[Data entries]
╭──
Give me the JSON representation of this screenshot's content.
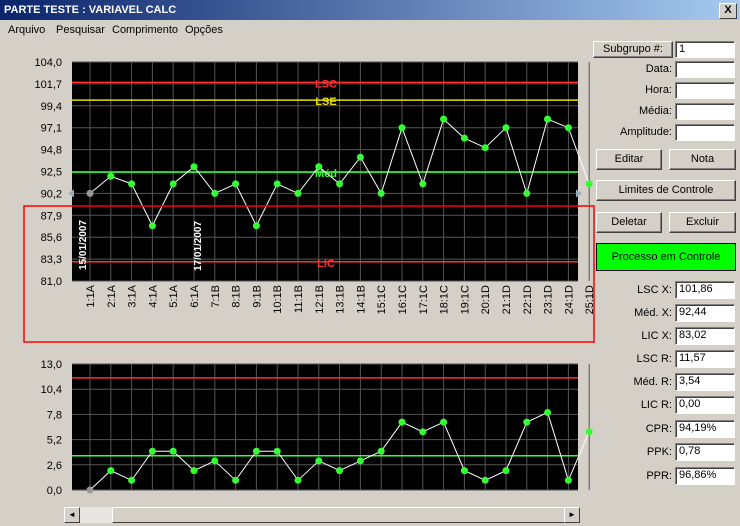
{
  "window": {
    "title": "PARTE TESTE : VARIAVEL CALC",
    "close_label": "X"
  },
  "menu": [
    "Arquivo",
    "Pesquisar",
    "Comprimento",
    "Opções"
  ],
  "upper_chart": {
    "yticks": [
      "104,0",
      "101,7",
      "99,4",
      "97,1",
      "94,8",
      "92,5",
      "90,2",
      "87,9",
      "85,6",
      "83,3",
      "81,0"
    ],
    "lines": {
      "lsc": "LSC",
      "lse": "LSE",
      "med": "Méd",
      "lic": "LIC"
    },
    "date_labels": [
      "15/01/2007",
      "17/01/2007"
    ]
  },
  "lower_chart": {
    "yticks": [
      "13,0",
      "10,4",
      "7,8",
      "5,2",
      "2,6",
      "0,0"
    ]
  },
  "chart_data": [
    {
      "type": "line",
      "title": "",
      "categories": [
        "1:1A",
        "2:1A",
        "3:1A",
        "4:1A",
        "5:1A",
        "6:1A",
        "7:1B",
        "8:1B",
        "9:1B",
        "10:1B",
        "11:1B",
        "12:1B",
        "13:1B",
        "14:1B",
        "15:1C",
        "16:1C",
        "17:1C",
        "18:1C",
        "19:1C",
        "20:1D",
        "21:1D",
        "22:1D",
        "23:1D",
        "24:1D",
        "25:1D"
      ],
      "values": [
        90.2,
        92.0,
        91.2,
        86.8,
        91.2,
        93.0,
        90.2,
        91.2,
        86.8,
        91.2,
        90.2,
        93.0,
        91.2,
        94.0,
        90.2,
        97.1,
        91.2,
        98.0,
        96.0,
        95.0,
        97.1,
        90.2,
        98.0,
        97.1,
        91.2
      ],
      "limits": {
        "LSC": 101.86,
        "LSE": 100.0,
        "Méd": 92.44,
        "LIC": 83.02
      },
      "ylim": [
        81.0,
        104.0
      ],
      "grid": true,
      "background": "#000000",
      "point_color": "#33ff33",
      "colors": {
        "lsc": "#ff3030",
        "lse": "#e6e000",
        "med": "#33ff33",
        "lic": "#ff3030"
      }
    },
    {
      "type": "line",
      "title": "",
      "values": [
        0.0,
        2.0,
        1.0,
        4.0,
        4.0,
        2.0,
        3.0,
        1.0,
        4.0,
        4.0,
        1.0,
        3.0,
        2.0,
        3.0,
        4.0,
        7.0,
        6.0,
        7.0,
        2.0,
        1.0,
        2.0,
        7.0,
        8.0,
        1.0,
        6.0
      ],
      "limits": {
        "LSC R": 11.57,
        "Méd. R": 3.54,
        "LIC R": 0.0
      },
      "ylim": [
        0.0,
        13.0
      ],
      "grid": true,
      "background": "#000000",
      "point_color": "#33ff33"
    }
  ],
  "side": {
    "subgroup_button": "Subgrupo #:",
    "subgroup_value": "1",
    "fields": [
      {
        "label": "Data:",
        "value": ""
      },
      {
        "label": "Hora:",
        "value": ""
      },
      {
        "label": "Média:",
        "value": ""
      },
      {
        "label": "Amplitude:",
        "value": ""
      }
    ],
    "buttons": {
      "editar": "Editar",
      "nota": "Nota",
      "limites": "Limites de Controle",
      "deletar": "Deletar",
      "excluir": "Excluir"
    },
    "status": "Processo em Controle",
    "stats": [
      {
        "label": "LSC X:",
        "value": "101,86"
      },
      {
        "label": "Méd. X:",
        "value": "92,44"
      },
      {
        "label": "LIC X:",
        "value": "83,02"
      },
      {
        "label": "LSC R:",
        "value": "11,57"
      },
      {
        "label": "Méd. R:",
        "value": "3,54"
      },
      {
        "label": "LIC R:",
        "value": "0,00"
      },
      {
        "label": "CPR:",
        "value": "94,19%"
      },
      {
        "label": "PPK:",
        "value": "0,78"
      },
      {
        "label": "PPR:",
        "value": "96,86%"
      }
    ]
  },
  "scrollbar": {
    "left_arrow": "◄",
    "right_arrow": "►"
  }
}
╰──
Write out the listing above exactly as it stands, pictures excluded.

Give me the JSON representation of this screenshot's content.
{
  "window": {
    "title": "PARTE TESTE : VARIAVEL CALC",
    "close_label": "X"
  },
  "menu": [
    "Arquivo",
    "Pesquisar",
    "Comprimento",
    "Opções"
  ],
  "upper_chart": {
    "yticks": [
      "104,0",
      "101,7",
      "99,4",
      "97,1",
      "94,8",
      "92,5",
      "90,2",
      "87,9",
      "85,6",
      "83,3",
      "81,0"
    ],
    "lines": {
      "lsc": "LSC",
      "lse": "LSE",
      "med": "Méd",
      "lic": "LIC"
    },
    "date_labels": [
      "15/01/2007",
      "17/01/2007"
    ]
  },
  "lower_chart": {
    "yticks": [
      "13,0",
      "10,4",
      "7,8",
      "5,2",
      "2,6",
      "0,0"
    ]
  },
  "chart_data": [
    {
      "type": "line",
      "title": "",
      "categories": [
        "1:1A",
        "2:1A",
        "3:1A",
        "4:1A",
        "5:1A",
        "6:1A",
        "7:1B",
        "8:1B",
        "9:1B",
        "10:1B",
        "11:1B",
        "12:1B",
        "13:1B",
        "14:1B",
        "15:1C",
        "16:1C",
        "17:1C",
        "18:1C",
        "19:1C",
        "20:1D",
        "21:1D",
        "22:1D",
        "23:1D",
        "24:1D",
        "25:1D"
      ],
      "values": [
        90.2,
        92.0,
        91.2,
        86.8,
        91.2,
        93.0,
        90.2,
        91.2,
        86.8,
        91.2,
        90.2,
        93.0,
        91.2,
        94.0,
        90.2,
        97.1,
        91.2,
        98.0,
        96.0,
        95.0,
        97.1,
        90.2,
        98.0,
        97.1,
        91.2
      ],
      "limits": {
        "LSC": 101.86,
        "LSE": 100.0,
        "Méd": 92.44,
        "LIC": 83.02
      },
      "ylim": [
        81.0,
        104.0
      ],
      "grid": true,
      "background": "#000000",
      "point_color": "#33ff33",
      "colors": {
        "lsc": "#ff3030",
        "lse": "#e6e000",
        "med": "#33ff33",
        "lic": "#ff3030"
      }
    },
    {
      "type": "line",
      "title": "",
      "values": [
        0.0,
        2.0,
        1.0,
        4.0,
        4.0,
        2.0,
        3.0,
        1.0,
        4.0,
        4.0,
        1.0,
        3.0,
        2.0,
        3.0,
        4.0,
        7.0,
        6.0,
        7.0,
        2.0,
        1.0,
        2.0,
        7.0,
        8.0,
        1.0,
        6.0
      ],
      "limits": {
        "LSC R": 11.57,
        "Méd. R": 3.54,
        "LIC R": 0.0
      },
      "ylim": [
        0.0,
        13.0
      ],
      "grid": true,
      "background": "#000000",
      "point_color": "#33ff33"
    }
  ],
  "side": {
    "subgroup_button": "Subgrupo #:",
    "subgroup_value": "1",
    "fields": [
      {
        "label": "Data:",
        "value": ""
      },
      {
        "label": "Hora:",
        "value": ""
      },
      {
        "label": "Média:",
        "value": ""
      },
      {
        "label": "Amplitude:",
        "value": ""
      }
    ],
    "buttons": {
      "editar": "Editar",
      "nota": "Nota",
      "limites": "Limites de Controle",
      "deletar": "Deletar",
      "excluir": "Excluir"
    },
    "status": "Processo em Controle",
    "stats": [
      {
        "label": "LSC X:",
        "value": "101,86"
      },
      {
        "label": "Méd. X:",
        "value": "92,44"
      },
      {
        "label": "LIC X:",
        "value": "83,02"
      },
      {
        "label": "LSC R:",
        "value": "11,57"
      },
      {
        "label": "Méd. R:",
        "value": "3,54"
      },
      {
        "label": "LIC R:",
        "value": "0,00"
      },
      {
        "label": "CPR:",
        "value": "94,19%"
      },
      {
        "label": "PPK:",
        "value": "0,78"
      },
      {
        "label": "PPR:",
        "value": "96,86%"
      }
    ]
  },
  "scrollbar": {
    "left_arrow": "◄",
    "right_arrow": "►"
  }
}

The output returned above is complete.